_PROBLEM STATEMENT_: Quote every line as written. Omit pictures.
________________
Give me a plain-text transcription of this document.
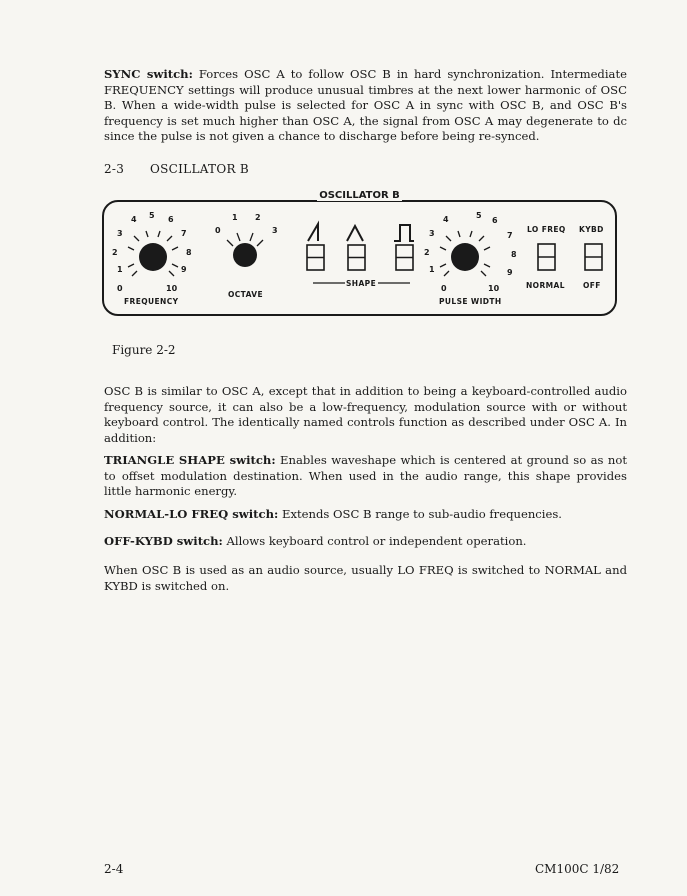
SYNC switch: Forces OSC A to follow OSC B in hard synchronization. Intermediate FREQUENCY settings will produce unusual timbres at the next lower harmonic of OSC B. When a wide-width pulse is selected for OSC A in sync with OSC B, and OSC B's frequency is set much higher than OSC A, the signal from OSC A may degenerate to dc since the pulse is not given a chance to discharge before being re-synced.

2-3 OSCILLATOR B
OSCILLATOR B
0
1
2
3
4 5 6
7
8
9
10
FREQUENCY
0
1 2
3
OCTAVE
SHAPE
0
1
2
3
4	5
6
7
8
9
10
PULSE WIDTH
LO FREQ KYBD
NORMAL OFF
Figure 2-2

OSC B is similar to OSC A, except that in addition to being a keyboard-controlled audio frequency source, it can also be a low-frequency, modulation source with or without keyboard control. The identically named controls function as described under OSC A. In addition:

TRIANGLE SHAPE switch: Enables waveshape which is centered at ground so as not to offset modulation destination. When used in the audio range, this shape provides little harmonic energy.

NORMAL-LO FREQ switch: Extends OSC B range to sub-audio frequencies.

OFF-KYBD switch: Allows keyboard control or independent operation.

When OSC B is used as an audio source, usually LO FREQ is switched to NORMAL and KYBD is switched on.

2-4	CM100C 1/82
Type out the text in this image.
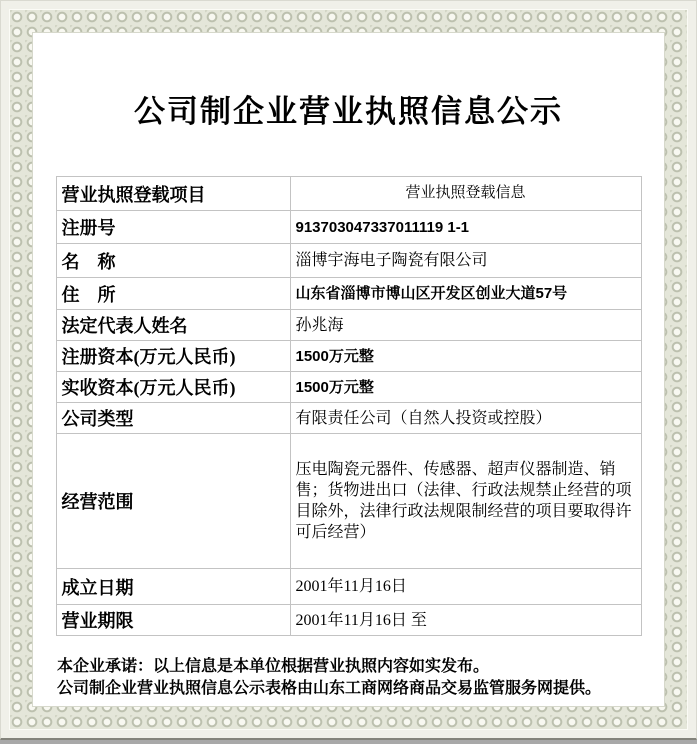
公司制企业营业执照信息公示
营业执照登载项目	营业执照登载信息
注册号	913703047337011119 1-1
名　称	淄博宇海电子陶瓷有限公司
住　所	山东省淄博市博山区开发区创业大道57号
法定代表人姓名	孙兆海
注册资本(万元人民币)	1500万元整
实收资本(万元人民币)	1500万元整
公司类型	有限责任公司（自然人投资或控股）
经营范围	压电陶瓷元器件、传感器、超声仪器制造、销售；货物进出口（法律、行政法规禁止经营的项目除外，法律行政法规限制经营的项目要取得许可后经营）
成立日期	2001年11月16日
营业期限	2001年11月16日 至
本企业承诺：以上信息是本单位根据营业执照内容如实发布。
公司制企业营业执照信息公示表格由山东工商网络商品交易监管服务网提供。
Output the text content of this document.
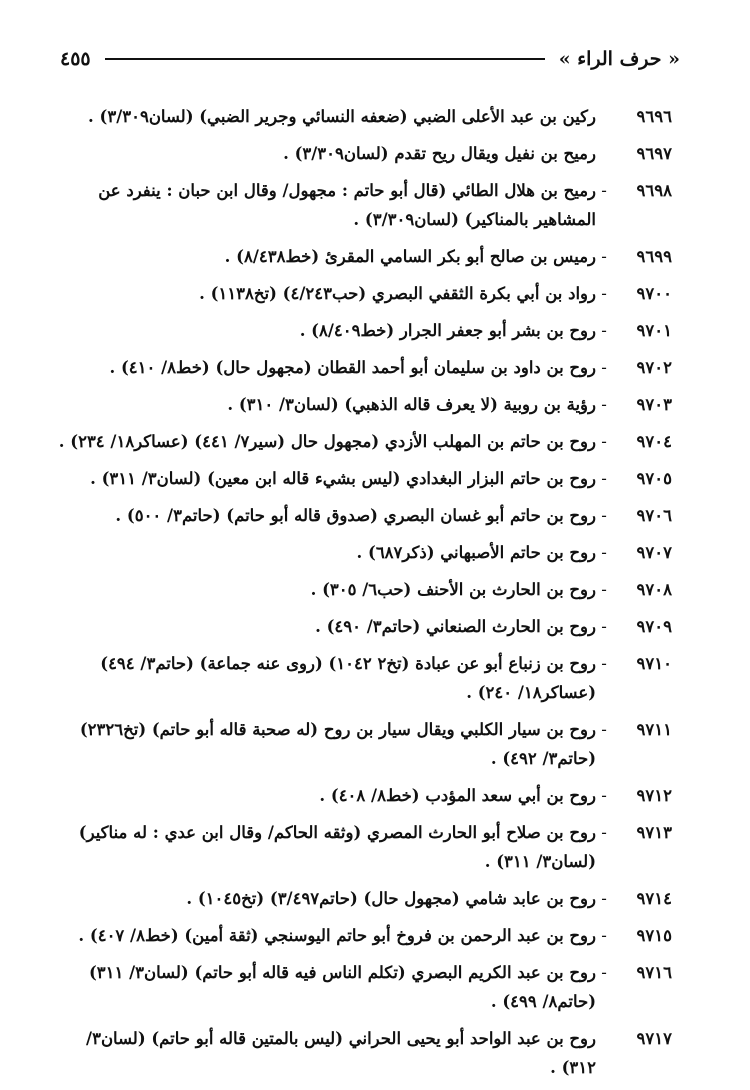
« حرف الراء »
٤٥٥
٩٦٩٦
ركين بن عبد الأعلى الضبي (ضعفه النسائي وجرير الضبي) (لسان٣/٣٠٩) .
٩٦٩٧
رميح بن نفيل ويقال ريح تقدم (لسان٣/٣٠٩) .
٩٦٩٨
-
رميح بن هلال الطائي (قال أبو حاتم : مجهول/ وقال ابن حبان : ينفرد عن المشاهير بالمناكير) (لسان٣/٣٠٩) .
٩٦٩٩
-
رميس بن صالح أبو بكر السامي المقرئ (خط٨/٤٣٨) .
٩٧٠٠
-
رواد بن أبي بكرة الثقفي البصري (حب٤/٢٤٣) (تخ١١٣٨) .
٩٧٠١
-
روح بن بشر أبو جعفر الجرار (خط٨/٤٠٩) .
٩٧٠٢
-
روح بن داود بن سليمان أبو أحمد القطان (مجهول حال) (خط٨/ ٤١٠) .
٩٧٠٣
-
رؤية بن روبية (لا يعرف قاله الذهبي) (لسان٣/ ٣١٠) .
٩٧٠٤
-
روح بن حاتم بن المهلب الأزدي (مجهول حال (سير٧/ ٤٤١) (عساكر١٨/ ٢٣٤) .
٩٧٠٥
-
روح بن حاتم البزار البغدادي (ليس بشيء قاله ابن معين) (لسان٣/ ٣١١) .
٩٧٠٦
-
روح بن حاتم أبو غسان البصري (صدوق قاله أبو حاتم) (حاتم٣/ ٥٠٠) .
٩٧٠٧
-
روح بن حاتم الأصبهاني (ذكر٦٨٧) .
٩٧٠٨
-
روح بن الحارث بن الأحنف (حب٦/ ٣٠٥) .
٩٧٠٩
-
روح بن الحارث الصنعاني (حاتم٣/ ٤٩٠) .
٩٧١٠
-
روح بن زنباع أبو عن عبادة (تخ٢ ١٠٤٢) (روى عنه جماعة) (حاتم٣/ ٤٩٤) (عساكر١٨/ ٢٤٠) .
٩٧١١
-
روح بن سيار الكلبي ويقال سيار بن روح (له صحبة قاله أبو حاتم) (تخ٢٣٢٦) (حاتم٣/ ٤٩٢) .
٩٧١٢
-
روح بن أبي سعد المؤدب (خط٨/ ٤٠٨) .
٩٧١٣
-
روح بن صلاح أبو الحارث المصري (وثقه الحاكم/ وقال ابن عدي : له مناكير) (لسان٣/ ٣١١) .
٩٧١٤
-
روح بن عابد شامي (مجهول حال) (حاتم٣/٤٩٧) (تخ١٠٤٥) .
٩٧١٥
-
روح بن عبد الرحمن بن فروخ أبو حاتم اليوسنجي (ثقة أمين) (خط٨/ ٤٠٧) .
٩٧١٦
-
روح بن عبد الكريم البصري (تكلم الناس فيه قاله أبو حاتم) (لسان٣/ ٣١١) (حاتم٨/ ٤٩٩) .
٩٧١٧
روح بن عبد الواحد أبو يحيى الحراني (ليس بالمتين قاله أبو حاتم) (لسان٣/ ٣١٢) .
________________
_COMPLETED TASK_:
Give me a plain-text transcription of this document.
SYNC switch: Forces OSC A to follow OSC B in hard synchronization. Intermediate FREQUENCY settings will produce unusual timbres at the next lower harmonic of OSC B. When a wide-width pulse is selected for OSC A in sync with OSC B, and OSC B's frequency is set much higher than OSC A, the signal from OSC A may degenerate to dc since the pulse is not given a chance to discharge before being re-synced.

2-3 OSCILLATOR B
OSCILLATOR B
0
1
2
3
4 5 6
7
8
9
10
FREQUENCY
0
1 2
3
OCTAVE
SHAPE
0
1
2
3
4	5
6
7
8
9
10
PULSE WIDTH
LO FREQ KYBD
NORMAL OFF
Figure 2-2

OSC B is similar to OSC A, except that in addition to being a keyboard-controlled audio frequency source, it can also be a low-frequency, modulation source with or without keyboard control. The identically named controls function as described under OSC A. In addition:

TRIANGLE SHAPE switch: Enables waveshape which is centered at ground so as not to offset modulation destination. When used in the audio range, this shape provides little harmonic energy.

NORMAL-LO FREQ switch: Extends OSC B range to sub-audio frequencies.

OFF-KYBD switch: Allows keyboard control or independent operation.

When OSC B is used as an audio source, usually LO FREQ is switched to NORMAL and KYBD is switched on.

2-4	CM100C 1/82
Type out the text in this image.
公司制企业营业执照信息公示
营业执照登载项目	营业执照登载信息
注册号	913703047337011119 1-1
名　称	淄博宇海电子陶瓷有限公司
住　所	山东省淄博市博山区开发区创业大道57号
法定代表人姓名	孙兆海
注册资本(万元人民币)	1500万元整
实收资本(万元人民币)	1500万元整
公司类型	有限责任公司（自然人投资或控股）
经营范围	压电陶瓷元器件、传感器、超声仪器制造、销售；货物进出口（法律、行政法规禁止经营的项目除外，法律行政法规限制经营的项目要取得许可后经营）
成立日期	2001年11月16日
营业期限	2001年11月16日 至
本企业承诺：以上信息是本单位根据营业执照内容如实发布。
公司制企业营业执照信息公示表格由山东工商网络商品交易监管服务网提供。
Output the text content of this document.
« حرف الراء »
٤٥٥
٩٦٩٦
ركين بن عبد الأعلى الضبي (ضعفه النسائي وجرير الضبي) (لسان٣/٣٠٩) .
٩٦٩٧
رميح بن نفيل ويقال ريح تقدم (لسان٣/٣٠٩) .
٩٦٩٨
-
رميح بن هلال الطائي (قال أبو حاتم : مجهول/ وقال ابن حبان : ينفرد عن المشاهير بالمناكير) (لسان٣/٣٠٩) .
٩٦٩٩
-
رميس بن صالح أبو بكر السامي المقرئ (خط٨/٤٣٨) .
٩٧٠٠
-
رواد بن أبي بكرة الثقفي البصري (حب٤/٢٤٣) (تخ١١٣٨) .
٩٧٠١
-
روح بن بشر أبو جعفر الجرار (خط٨/٤٠٩) .
٩٧٠٢
-
روح بن داود بن سليمان أبو أحمد القطان (مجهول حال) (خط٨/ ٤١٠) .
٩٧٠٣
-
رؤية بن روبية (لا يعرف قاله الذهبي) (لسان٣/ ٣١٠) .
٩٧٠٤
-
روح بن حاتم بن المهلب الأزدي (مجهول حال (سير٧/ ٤٤١) (عساكر١٨/ ٢٣٤) .
٩٧٠٥
-
روح بن حاتم البزار البغدادي (ليس بشيء قاله ابن معين) (لسان٣/ ٣١١) .
٩٧٠٦
-
روح بن حاتم أبو غسان البصري (صدوق قاله أبو حاتم) (حاتم٣/ ٥٠٠) .
٩٧٠٧
-
روح بن حاتم الأصبهاني (ذكر٦٨٧) .
٩٧٠٨
-
روح بن الحارث بن الأحنف (حب٦/ ٣٠٥) .
٩٧٠٩
-
روح بن الحارث الصنعاني (حاتم٣/ ٤٩٠) .
٩٧١٠
-
روح بن زنباع أبو عن عبادة (تخ٢ ١٠٤٢) (روى عنه جماعة) (حاتم٣/ ٤٩٤) (عساكر١٨/ ٢٤٠) .
٩٧١١
-
روح بن سيار الكلبي ويقال سيار بن روح (له صحبة قاله أبو حاتم) (تخ٢٣٢٦) (حاتم٣/ ٤٩٢) .
٩٧١٢
-
روح بن أبي سعد المؤدب (خط٨/ ٤٠٨) .
٩٧١٣
-
روح بن صلاح أبو الحارث المصري (وثقه الحاكم/ وقال ابن عدي : له مناكير) (لسان٣/ ٣١١) .
٩٧١٤
-
روح بن عابد شامي (مجهول حال) (حاتم٣/٤٩٧) (تخ١٠٤٥) .
٩٧١٥
-
روح بن عبد الرحمن بن فروخ أبو حاتم اليوسنجي (ثقة أمين) (خط٨/ ٤٠٧) .
٩٧١٦
-
روح بن عبد الكريم البصري (تكلم الناس فيه قاله أبو حاتم) (لسان٣/ ٣١١) (حاتم٨/ ٤٩٩) .
٩٧١٧
روح بن عبد الواحد أبو يحيى الحراني (ليس بالمتين قاله أبو حاتم) (لسان٣/ ٣١٢) .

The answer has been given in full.